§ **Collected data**
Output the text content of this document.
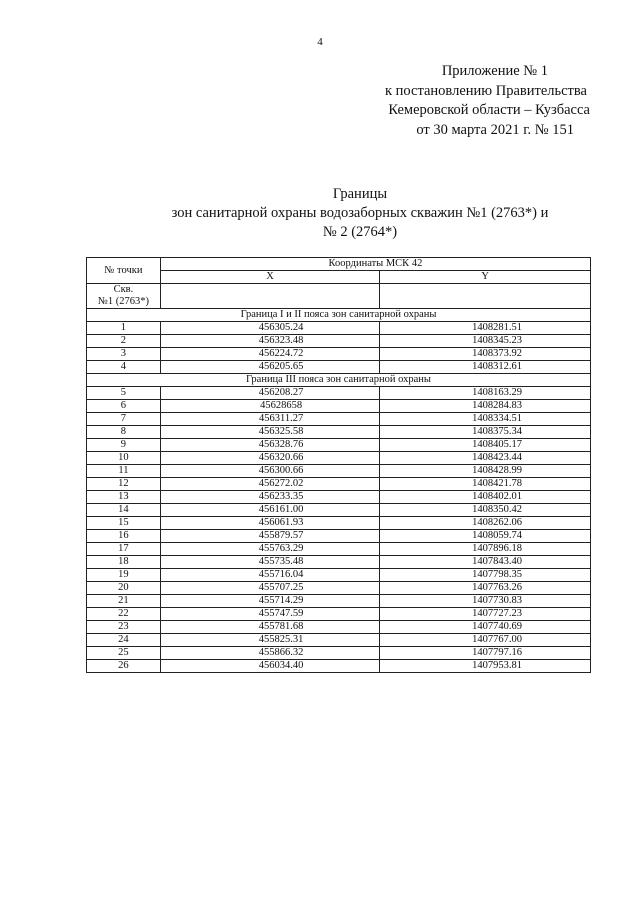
4
Приложение № 1
к постановлению Правительства
Кемеровской области – Кузбасса
от 30 марта 2021 г. № 151
Границы
зон санитарной охраны водозаборных скважин №1 (2763*) и
№ 2 (2764*)
№ точки	Координаты МСК 42	
	X	Y
Скв.
№1 (2763*)		
Граница I и II пояса зон санитарной охраны		
1	456305.24	1408281.51
2	456323.48	1408345.23
3	456224.72	1408373.92
4	456205.65	1408312.61
Граница III пояса зон санитарной охраны		
5	456208.27	1408163.29
6	45628658	1408284.83
7	456311.27	1408334.51
8	456325.58	1408375.34
9	456328.76	1408405.17
10	456320.66	1408423.44
11	456300.66	1408428.99
12	456272.02	1408421.78
13	456233.35	1408402.01
14	456161.00	1408350.42
15	456061.93	1408262.06
16	455879.57	1408059.74
17	455763.29	1407896.18
18	455735.48	1407843.40
19	455716.04	1407798.35
20	455707.25	1407763.26
21	455714.29	1407730.83
22	455747.59	1407727.23
23	455781.68	1407740.69
24	455825.31	1407767.00
25	455866.32	1407797.16
26	456034.40	1407953.81
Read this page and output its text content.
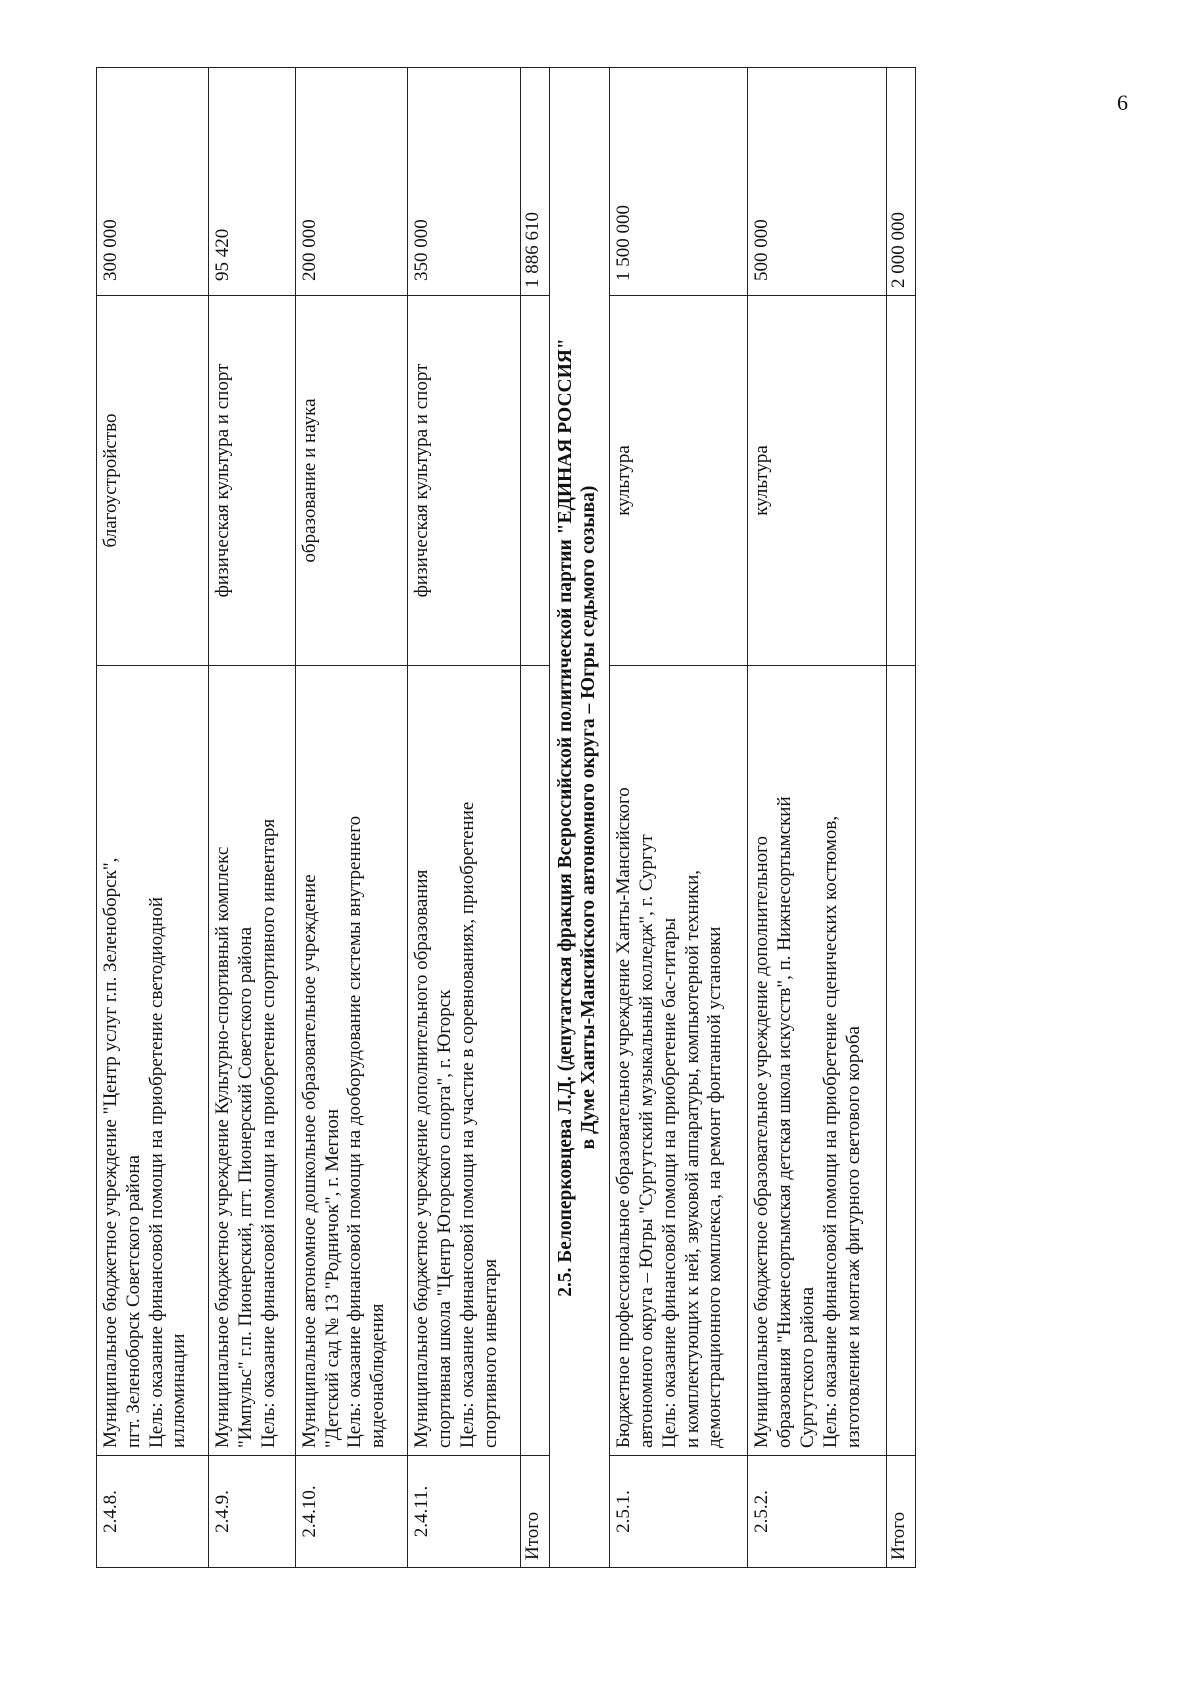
6
2.4.8.	Муниципальное бюджетное учреждение "Центр услуг г.п. Зеленоборск", пгт. Зеленоборск Советского района Цель: оказание финансовой помощи на приобретение светодиодной иллюминации	благоустройство	300 000
2.4.9.	Муниципальное бюджетное учреждение Культурно-спортивный комплекс "Импульс" г.п. Пионерский, пгт. Пионерский Советского района Цель: оказание финансовой помощи на приобретение спортивного инвентаря	физическая культура и спорт	95 420
2.4.10.	Муниципальное автономное дошкольное образовательное учреждение "Детский сад № 13 "Родничок", г. Мегион Цель: оказание финансовой помощи на дооборудование системы внутреннего видеонаблюдения	образование и наука	200 000
2.4.11.	Муниципальное бюджетное учреждение дополнительного образования спортивная школа "Центр Югорского спорта", г. Югорск Цель: оказание финансовой помощи на участие в соревнованиях, приобретение спортивного инвентаря	физическая культура и спорт	350 000
Итого			1 886 610

2.5. Белоперковцева Л.Д. (депутатская фракция Всероссийской политической партии "ЕДИНАЯ РОССИЯ" в Думе Ханты-Мансийского автономного округа – Югры седьмого созыва)			

2.5.1.	Бюджетное профессиональное образовательное учреждение Ханты-Мансийского автономного округа – Югры "Сургутский музыкальный колледж", г. Сургут Цель: оказание финансовой помощи на приобретение бас-гитары и комплектующих к ней, звуковой аппаратуры, компьютерной техники, демонстрационного комплекса, на ремонт фонтанной установки	культура	1 500 000
2.5.2.	Муниципальное бюджетное образовательное учреждение дополнительного образования "Нижнесортымская детская школа искусств", п. Нижнесортымский Сургутского района Цель: оказание финансовой помощи на приобретение сценических костюмов, изготовление и монтаж фигурного светового короба	культура	500 000
Итого			2 000 000
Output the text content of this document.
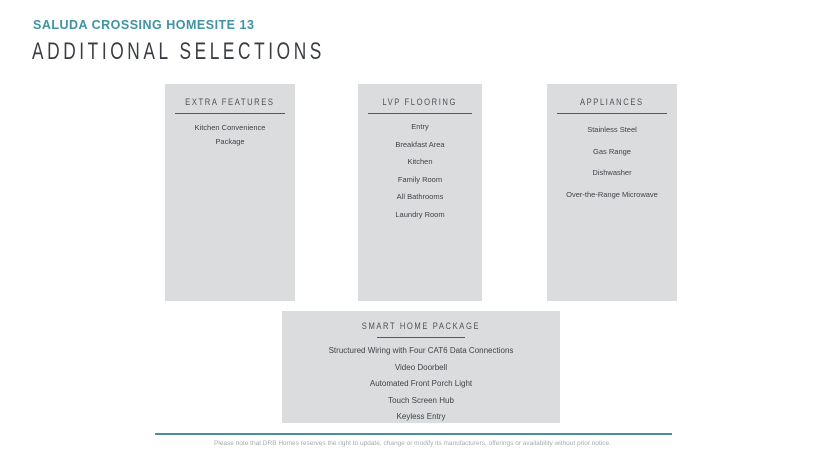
SALUDA CROSSING HOMESITE 13
ADDITIONAL SELECTIONS
EXTRA FEATURES
Kitchen Convenience Package
LVP FLOORING
Entry
Breakfast Area
Kitchen
Family Room
All Bathrooms
Laundry Room
APPLIANCES
Stainless Steel
Gas Range
Dishwasher
Over-the-Range Microwave
SMART HOME PACKAGE
Structured Wiring with Four CAT6 Data Connections
Video Doorbell
Automated Front Porch Light
Touch Screen Hub
Keyless Entry
Please note that DRB Homes reserves the right to update, change or modify its manufacturers, offerings or availability without prior notice.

§ **AIM**
Exactly as written, return every line of the listing, but not the pictures.

§ **OUTPUT**
Output the text content of this document.
4
Приложение № 1
к постановлению Правительства
Кемеровской области – Кузбасса
от 30 марта 2021 г. № 151
Границы
зон санитарной охраны водозаборных скважин №1 (2763*) и
№ 2 (2764*)
№ точки	Координаты МСК 42	
	X	Y
Скв.
№1 (2763*)		
Граница I и II пояса зон санитарной охраны		
1	456305.24	1408281.51
2	456323.48	1408345.23
3	456224.72	1408373.92
4	456205.65	1408312.61
Граница III пояса зон санитарной охраны		
5	456208.27	1408163.29
6	45628658	1408284.83
7	456311.27	1408334.51
8	456325.58	1408375.34
9	456328.76	1408405.17
10	456320.66	1408423.44
11	456300.66	1408428.99
12	456272.02	1408421.78
13	456233.35	1408402.01
14	456161.00	1408350.42
15	456061.93	1408262.06
16	455879.57	1408059.74
17	455763.29	1407896.18
18	455735.48	1407843.40
19	455716.04	1407798.35
20	455707.25	1407763.26
21	455714.29	1407730.83
22	455747.59	1407727.23
23	455781.68	1407740.69
24	455825.31	1407767.00
25	455866.32	1407797.16
26	456034.40	1407953.81
Read this page and output its text content.
6
2.4.8.	Муниципальное бюджетное учреждение "Центр услуг г.п. Зеленоборск", пгт. Зеленоборск Советского района Цель: оказание финансовой помощи на приобретение светодиодной иллюминации	благоустройство	300 000
2.4.9.	Муниципальное бюджетное учреждение Культурно-спортивный комплекс "Импульс" г.п. Пионерский, пгт. Пионерский Советского района Цель: оказание финансовой помощи на приобретение спортивного инвентаря	физическая культура и спорт	95 420
2.4.10.	Муниципальное автономное дошкольное образовательное учреждение "Детский сад № 13 "Родничок", г. Мегион Цель: оказание финансовой помощи на дооборудование системы внутреннего видеонаблюдения	образование и наука	200 000
2.4.11.	Муниципальное бюджетное учреждение дополнительного образования спортивная школа "Центр Югорского спорта", г. Югорск Цель: оказание финансовой помощи на участие в соревнованиях, приобретение спортивного инвентаря	физическая культура и спорт	350 000
Итого			1 886 610

2.5. Белоперковцева Л.Д. (депутатская фракция Всероссийской политической партии "ЕДИНАЯ РОССИЯ" в Думе Ханты-Мансийского автономного округа – Югры седьмого созыва)			

2.5.1.	Бюджетное профессиональное образовательное учреждение Ханты-Мансийского автономного округа – Югры "Сургутский музыкальный колледж", г. Сургут Цель: оказание финансовой помощи на приобретение бас-гитары и комплектующих к ней, звуковой аппаратуры, компьютерной техники, демонстрационного комплекса, на ремонт фонтанной установки	культура	1 500 000
2.5.2.	Муниципальное бюджетное образовательное учреждение дополнительного образования "Нижнесортымская детская школа искусств", п. Нижнесортымский Сургутского района Цель: оказание финансовой помощи на приобретение сценических костюмов, изготовление и монтаж фигурного светового короба	культура	500 000
Итого			2 000 000
Output the text content of this document.
SALUDA CROSSING HOMESITE 13
ADDITIONAL SELECTIONS
EXTRA FEATURES
Kitchen Convenience Package
LVP FLOORING
Entry
Breakfast Area
Kitchen
Family Room
All Bathrooms
Laundry Room
APPLIANCES
Stainless Steel
Gas Range
Dishwasher
Over-the-Range Microwave
SMART HOME PACKAGE
Structured Wiring with Four CAT6 Data Connections
Video Doorbell
Automated Front Porch Light
Touch Screen Hub
Keyless Entry
Please note that DRB Homes reserves the right to update, change or modify its manufacturers, offerings or availability without prior notice.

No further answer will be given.